PROBLEM DESCRIPTION:
Leave out the pictures and repeat the rest of the material exactly.

Some records
▬▬▬▬▬▬

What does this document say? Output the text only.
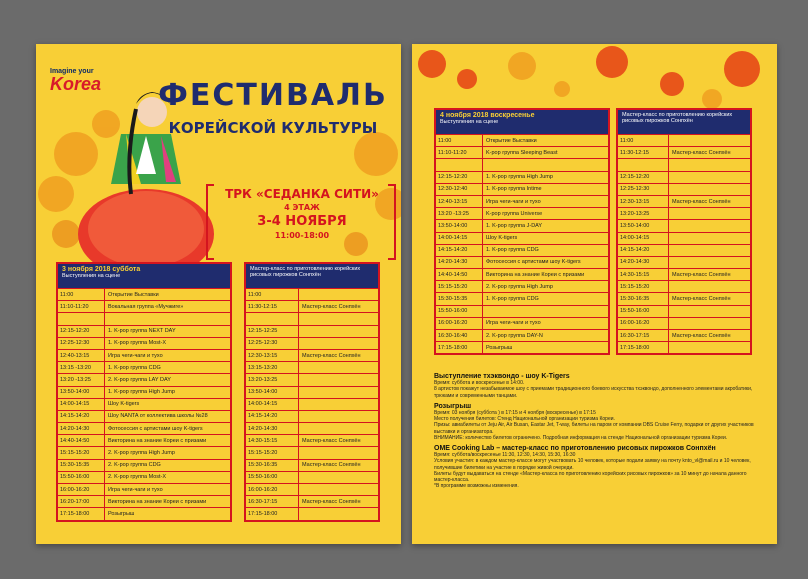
Imagine your
Korea ФЕСТИВАЛЬ
КОРЕЙСКОЙ КУЛЬТУРЫ
ТРК «СЕДАНКА СИТИ»
4 ЭТАЖ
3-4 НОЯБРЯ
11:00-18:00
3 ноября 2018 суббота
Выступления на сцене
11:00	Открытие Выставки
11:10-11:20	Вокальная группа «Мучжиге»
12:15-12:20	1. K-pop группа NEXT DAY
12:25-12:30	1. K-pop группа Most-X
12:40-13:15	Игра чеги-чаги и тухо
13:15 -13:20	1. K-pop группа CDG
13:20 -13:25	2. K-pop группа LAY DAY
13:50-14:00	1. K-pop группа High Jump
14:00-14:15	Шоу K-tigers
14:15-14:20	Шоу NANTA от коллектива школы №28
14:20-14:30	Фотосессия с артистами шоу K-tigers
14:40-14:50	Викторина на знание Кореи с призами
15:15-15:20	2. K-pop группа High Jump
15:30-15:35	2. K-pop группа CDG
15:50-16:00	2. K-pop группа Most-X
16:00-16:20	Игра чеги-чаги и тухо
16:20-17:00	Викторина на знание Кореи с призами
17:15-18:00	Розыгрыш
Мастер-класс по приготовлению корейских рисовых пирожков Сонпхён
11:00
11:30-12:15	Мастер-класс Сонпхён
12:15-12:25
12:25-12:30
12:30-13:15	Мастер-класс Сонпхён
13:15-13:20
13:20-13:25
13:50-14:00
14:00-14:15
14:15-14:20
14:20-14:30
14:30-15:15	Мастер-класс Сонпхён
15:15-15:20
15:30-16:35	Мастер-класс Сонпхён
15:50-16:00
16:00-16:20
16:30-17:15	Мастер-класс Сонпхён
17:15-18:00
4 ноября 2018 воскресенье
Выступления на сцене
11:00	Открытие Выставки
11:10-11:20	K-pop группа Sleeping Beast
12:15-12:20	1. K-pop группа High Jump
12:30-12:40	1. K-pop группа Intime
12:40-13:15	Игра чеги-чаги и тухо
13:20 -13:25	K-pop группа Universe
13:50-14:00	1. K-pop группа J-DAY
14:00-14:15	Шоу K-tigers
14:15-14:20	1. K-pop группа CDG
14:20-14:30	Фотосессия с артистами шоу K-tigers
14:40-14:50	Викторина на знание Кореи с призами
15:15-15:20	2. K-pop группа High Jump
15:30-15:35	1. K-pop группа CDG
15:50-16:00
16:00-16:20	Игра чеги-чаги и тухо
16:30-16:40	2. K-pop группа DAY-N
17:15-18:00	Розыгрыш
Мастер-класс по приготовлению корейских рисовых пирожков Сонпхён
11:00
11:30-12:15	Мастер-класс Сонпхён
12:15-12:20
12:25-12:30
12:30-13:15	Мастер-класс Сонпхён
13:20-13:25
13:50-14:00
14:00-14:15
14:15-14:20
14:20-14:30
14:30-15:15	Мастер-класс Сонпхён
15:15-15:20
15:30-16:35	Мастер-класс Сонпхён
15:50-16:00
16:00-16:20
16:30-17:15	Мастер-класс Сонпхён
17:15-18:00
Выступление тхэквондо - шоу K-Tigers

Время: суббота и воскресенье в 14:00.

8 артистов покажут незабываемое шоу с приемами традиционного боевого искусства тхэквондо, дополненного элементами акробатики, трюками и современными танцами.

Розыгрыш

Время: 03 ноября (суббота ) в 17:15 и 4 ноября (воскресенье) в 17:15

Место получения билетов: Стенд Национальной организации туризма Кореи.

Призы: авиабилеты от Jeju Air, Air Busan, Eastar Jet, T-way, билеты на паром от компании DBS Cruise Ferry, подарки от других участников выставки и организатора.

ВНИМАНИЕ: количество билетов ограничено. Подробная информация на стенде Национальной организации туризма Кореи.

OME Cooking Lab – мастер-класс по приготовлению рисовых пирожков Сонпхён

Время: суббота/воскресенье 11:30, 12:30, 14:30, 15:30, 16:30

Условия участия: в каждом мастер-классе могут участвовать 10 человек, которые подали заявку на почту knto_vl@mail.ru и 10 человек, получившие билетики на участие в порядке живой очереди.

Билеты будут выдаваться на стенде «Мастер-класса по приготовлению корейских рисовых пирожков» за 10 минут до начала данного мастер-класса.

*В программе возможны изменения.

▬▬▬▬▬▬

TASK OUTPUT:
What does this document say? Output the text only.
Imagine your
Korea ФЕСТИВАЛЬ
КОРЕЙСКОЙ КУЛЬТУРЫ
ТРК «СЕДАНКА СИТИ»
4 ЭТАЖ
3-4 НОЯБРЯ
11:00-18:00
3 ноября 2018 суббота
Выступления на сцене
11:00	Открытие Выставки
11:10-11:20	Вокальная группа «Мучжиге»
12:15-12:20	1. K-pop группа NEXT DAY
12:25-12:30	1. K-pop группа Most-X
12:40-13:15	Игра чеги-чаги и тухо
13:15 -13:20	1. K-pop группа CDG
13:20 -13:25	2. K-pop группа LAY DAY
13:50-14:00	1. K-pop группа High Jump
14:00-14:15	Шоу K-tigers
14:15-14:20	Шоу NANTA от коллектива школы №28
14:20-14:30	Фотосессия с артистами шоу K-tigers
14:40-14:50	Викторина на знание Кореи с призами
15:15-15:20	2. K-pop группа High Jump
15:30-15:35	2. K-pop группа CDG
15:50-16:00	2. K-pop группа Most-X
16:00-16:20	Игра чеги-чаги и тухо
16:20-17:00	Викторина на знание Кореи с призами
17:15-18:00	Розыгрыш
Мастер-класс по приготовлению корейских рисовых пирожков Сонпхён
11:00
11:30-12:15	Мастер-класс Сонпхён
12:15-12:25
12:25-12:30
12:30-13:15	Мастер-класс Сонпхён
13:15-13:20
13:20-13:25
13:50-14:00
14:00-14:15
14:15-14:20
14:20-14:30
14:30-15:15	Мастер-класс Сонпхён
15:15-15:20
15:30-16:35	Мастер-класс Сонпхён
15:50-16:00
16:00-16:20
16:30-17:15	Мастер-класс Сонпхён
17:15-18:00
4 ноября 2018 воскресенье
Выступления на сцене
11:00	Открытие Выставки
11:10-11:20	K-pop группа Sleeping Beast
12:15-12:20	1. K-pop группа High Jump
12:30-12:40	1. K-pop группа Intime
12:40-13:15	Игра чеги-чаги и тухо
13:20 -13:25	K-pop группа Universe
13:50-14:00	1. K-pop группа J-DAY
14:00-14:15	Шоу K-tigers
14:15-14:20	1. K-pop группа CDG
14:20-14:30	Фотосессия с артистами шоу K-tigers
14:40-14:50	Викторина на знание Кореи с призами
15:15-15:20	2. K-pop группа High Jump
15:30-15:35	1. K-pop группа CDG
15:50-16:00
16:00-16:20	Игра чеги-чаги и тухо
16:30-16:40	2. K-pop группа DAY-N
17:15-18:00	Розыгрыш
Мастер-класс по приготовлению корейских рисовых пирожков Сонпхён
11:00
11:30-12:15	Мастер-класс Сонпхён
12:15-12:20
12:25-12:30
12:30-13:15	Мастер-класс Сонпхён
13:20-13:25
13:50-14:00
14:00-14:15
14:15-14:20
14:20-14:30
14:30-15:15	Мастер-класс Сонпхён
15:15-15:20
15:30-16:35	Мастер-класс Сонпхён
15:50-16:00
16:00-16:20
16:30-17:15	Мастер-класс Сонпхён
17:15-18:00
Выступление тхэквондо - шоу K-Tigers

Время: суббота и воскресенье в 14:00.

8 артистов покажут незабываемое шоу с приемами традиционного боевого искусства тхэквондо, дополненного элементами акробатики, трюками и современными танцами.

Розыгрыш

Время: 03 ноября (суббота ) в 17:15 и 4 ноября (воскресенье) в 17:15

Место получения билетов: Стенд Национальной организации туризма Кореи.

Призы: авиабилеты от Jeju Air, Air Busan, Eastar Jet, T-way, билеты на паром от компании DBS Cruise Ferry, подарки от других участников выставки и организатора.

ВНИМАНИЕ: количество билетов ограничено. Подробная информация на стенде Национальной организации туризма Кореи.

OME Cooking Lab – мастер-класс по приготовлению рисовых пирожков Сонпхён

Время: суббота/воскресенье 11:30, 12:30, 14:30, 15:30, 16:30

Условия участия: в каждом мастер-классе могут участвовать 10 человек, которые подали заявку на почту knto_vl@mail.ru и 10 человек, получившие билетики на участие в порядке живой очереди.

Билеты будут выдаваться на стенде «Мастер-класса по приготовлению корейских рисовых пирожков» за 10 минут до начала данного мастер-класса.

*В программе возможны изменения.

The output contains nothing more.